# Data records
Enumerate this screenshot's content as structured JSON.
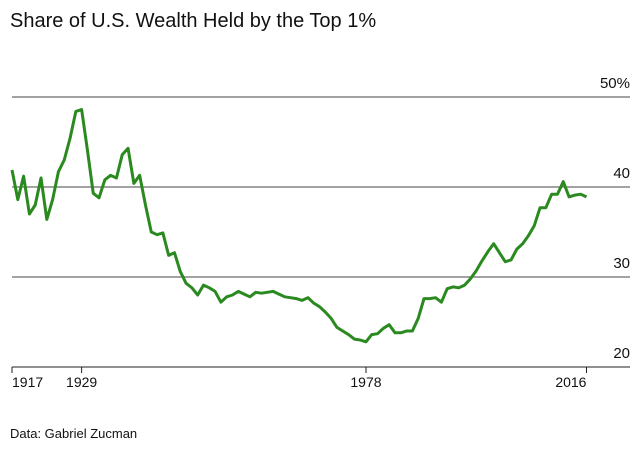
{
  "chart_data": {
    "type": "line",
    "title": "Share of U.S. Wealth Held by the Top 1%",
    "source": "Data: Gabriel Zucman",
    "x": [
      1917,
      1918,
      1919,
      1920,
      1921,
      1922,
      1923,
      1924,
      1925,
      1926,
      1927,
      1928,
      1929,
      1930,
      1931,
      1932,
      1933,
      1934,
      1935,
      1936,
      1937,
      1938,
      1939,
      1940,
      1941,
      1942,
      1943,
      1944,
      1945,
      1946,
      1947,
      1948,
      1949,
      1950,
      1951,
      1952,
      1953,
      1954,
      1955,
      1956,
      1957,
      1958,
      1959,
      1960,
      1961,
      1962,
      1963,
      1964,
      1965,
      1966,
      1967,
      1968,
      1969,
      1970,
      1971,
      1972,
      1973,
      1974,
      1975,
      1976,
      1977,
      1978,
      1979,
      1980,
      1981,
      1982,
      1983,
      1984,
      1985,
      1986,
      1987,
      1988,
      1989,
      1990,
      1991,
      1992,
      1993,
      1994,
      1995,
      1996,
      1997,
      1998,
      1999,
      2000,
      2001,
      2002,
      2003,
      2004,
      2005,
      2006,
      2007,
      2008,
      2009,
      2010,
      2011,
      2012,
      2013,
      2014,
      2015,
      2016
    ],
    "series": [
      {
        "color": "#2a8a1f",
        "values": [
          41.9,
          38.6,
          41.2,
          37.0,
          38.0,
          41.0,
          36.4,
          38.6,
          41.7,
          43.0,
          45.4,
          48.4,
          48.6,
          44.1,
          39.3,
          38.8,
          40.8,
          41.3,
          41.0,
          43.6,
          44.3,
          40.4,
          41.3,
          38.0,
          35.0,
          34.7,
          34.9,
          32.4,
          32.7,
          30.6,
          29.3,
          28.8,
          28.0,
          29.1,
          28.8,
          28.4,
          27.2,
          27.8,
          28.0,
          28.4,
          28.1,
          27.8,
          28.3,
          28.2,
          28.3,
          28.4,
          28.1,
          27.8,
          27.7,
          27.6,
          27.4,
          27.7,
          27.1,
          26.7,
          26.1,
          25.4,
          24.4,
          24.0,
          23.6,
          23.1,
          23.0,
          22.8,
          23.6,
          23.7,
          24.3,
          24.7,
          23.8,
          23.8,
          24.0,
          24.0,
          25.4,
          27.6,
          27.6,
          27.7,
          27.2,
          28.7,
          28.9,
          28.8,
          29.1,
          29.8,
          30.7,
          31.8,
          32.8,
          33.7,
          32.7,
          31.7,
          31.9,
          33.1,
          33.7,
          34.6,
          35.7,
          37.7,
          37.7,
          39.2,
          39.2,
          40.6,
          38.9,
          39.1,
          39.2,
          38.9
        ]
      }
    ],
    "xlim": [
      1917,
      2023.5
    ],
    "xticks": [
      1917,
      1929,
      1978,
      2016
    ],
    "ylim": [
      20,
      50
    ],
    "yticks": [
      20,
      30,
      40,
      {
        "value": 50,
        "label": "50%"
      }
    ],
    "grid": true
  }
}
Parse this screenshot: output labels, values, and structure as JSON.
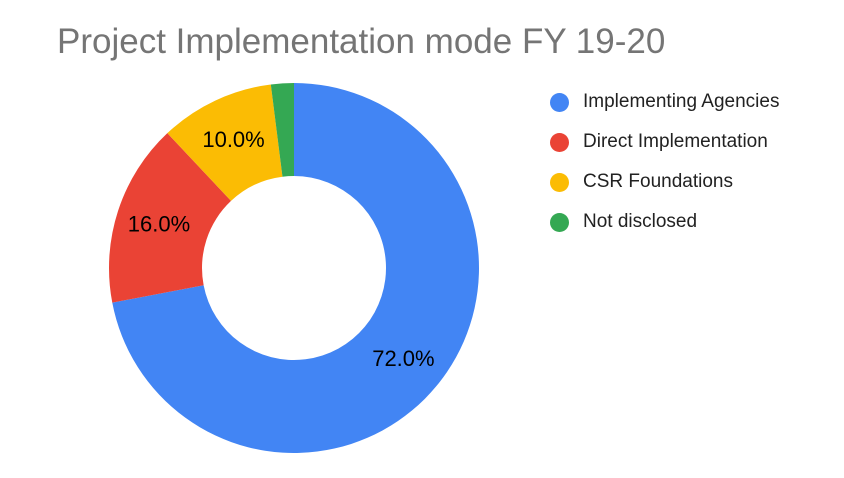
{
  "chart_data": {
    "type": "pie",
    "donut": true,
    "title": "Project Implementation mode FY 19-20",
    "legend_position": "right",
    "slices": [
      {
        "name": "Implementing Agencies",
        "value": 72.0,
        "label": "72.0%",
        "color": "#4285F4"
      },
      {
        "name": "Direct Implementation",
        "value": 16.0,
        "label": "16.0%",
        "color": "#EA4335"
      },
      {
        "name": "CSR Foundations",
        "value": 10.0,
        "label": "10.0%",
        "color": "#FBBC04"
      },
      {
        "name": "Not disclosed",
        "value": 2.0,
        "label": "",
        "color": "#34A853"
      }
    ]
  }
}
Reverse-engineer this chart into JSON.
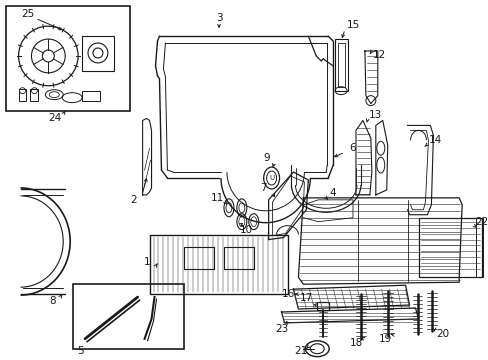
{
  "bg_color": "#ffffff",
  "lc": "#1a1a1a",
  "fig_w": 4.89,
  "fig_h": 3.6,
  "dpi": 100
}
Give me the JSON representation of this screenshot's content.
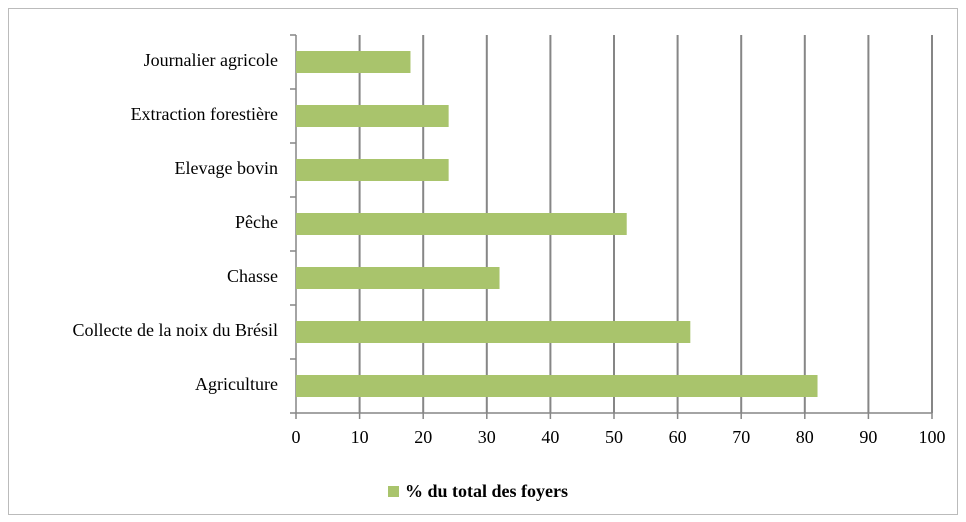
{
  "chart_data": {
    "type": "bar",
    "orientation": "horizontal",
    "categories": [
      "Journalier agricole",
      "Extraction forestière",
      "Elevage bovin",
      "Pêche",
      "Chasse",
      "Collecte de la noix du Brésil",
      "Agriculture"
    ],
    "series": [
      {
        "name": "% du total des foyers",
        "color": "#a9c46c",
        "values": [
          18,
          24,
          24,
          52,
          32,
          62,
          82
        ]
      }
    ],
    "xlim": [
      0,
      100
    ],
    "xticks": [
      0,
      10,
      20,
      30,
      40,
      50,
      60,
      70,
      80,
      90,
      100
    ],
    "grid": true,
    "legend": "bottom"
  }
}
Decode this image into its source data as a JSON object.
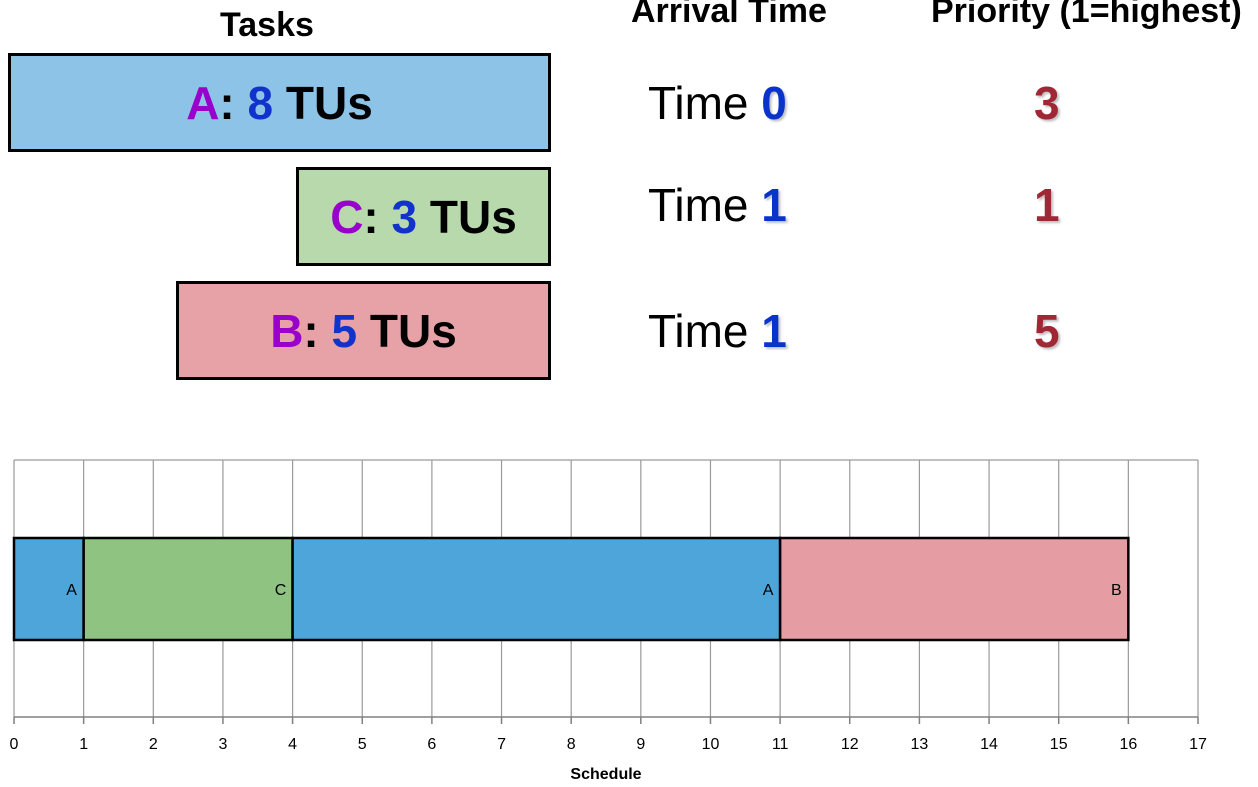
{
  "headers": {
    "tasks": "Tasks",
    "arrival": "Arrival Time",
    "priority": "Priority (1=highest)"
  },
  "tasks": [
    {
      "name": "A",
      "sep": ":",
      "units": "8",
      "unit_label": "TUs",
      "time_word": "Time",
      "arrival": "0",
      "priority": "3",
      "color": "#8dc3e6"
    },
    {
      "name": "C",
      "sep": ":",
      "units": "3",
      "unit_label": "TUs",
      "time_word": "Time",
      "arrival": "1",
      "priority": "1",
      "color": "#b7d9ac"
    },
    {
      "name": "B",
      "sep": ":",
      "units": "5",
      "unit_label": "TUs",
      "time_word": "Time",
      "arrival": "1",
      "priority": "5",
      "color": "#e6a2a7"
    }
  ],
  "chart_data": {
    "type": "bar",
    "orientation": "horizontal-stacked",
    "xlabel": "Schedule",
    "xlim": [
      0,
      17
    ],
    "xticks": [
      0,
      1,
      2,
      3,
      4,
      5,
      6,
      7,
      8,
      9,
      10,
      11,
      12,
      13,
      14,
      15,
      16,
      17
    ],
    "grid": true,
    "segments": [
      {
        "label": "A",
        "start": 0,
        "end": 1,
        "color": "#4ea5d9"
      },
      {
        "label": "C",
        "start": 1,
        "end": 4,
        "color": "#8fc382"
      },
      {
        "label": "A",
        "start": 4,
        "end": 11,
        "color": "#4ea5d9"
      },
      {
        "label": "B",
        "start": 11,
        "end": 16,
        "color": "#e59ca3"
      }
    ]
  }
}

# What the task requires
Locate all lines in the listing above with the word "JSON". Copy them.

# Exercise response
Enumerate this screenshot's content as structured JSON.
Parse this screenshot: output labels, values, and structure as JSON.
Reverse-engineer this chart into JSON.
Give me the JSON representation of this screenshot's content.
Decode this image into its source data as a JSON object.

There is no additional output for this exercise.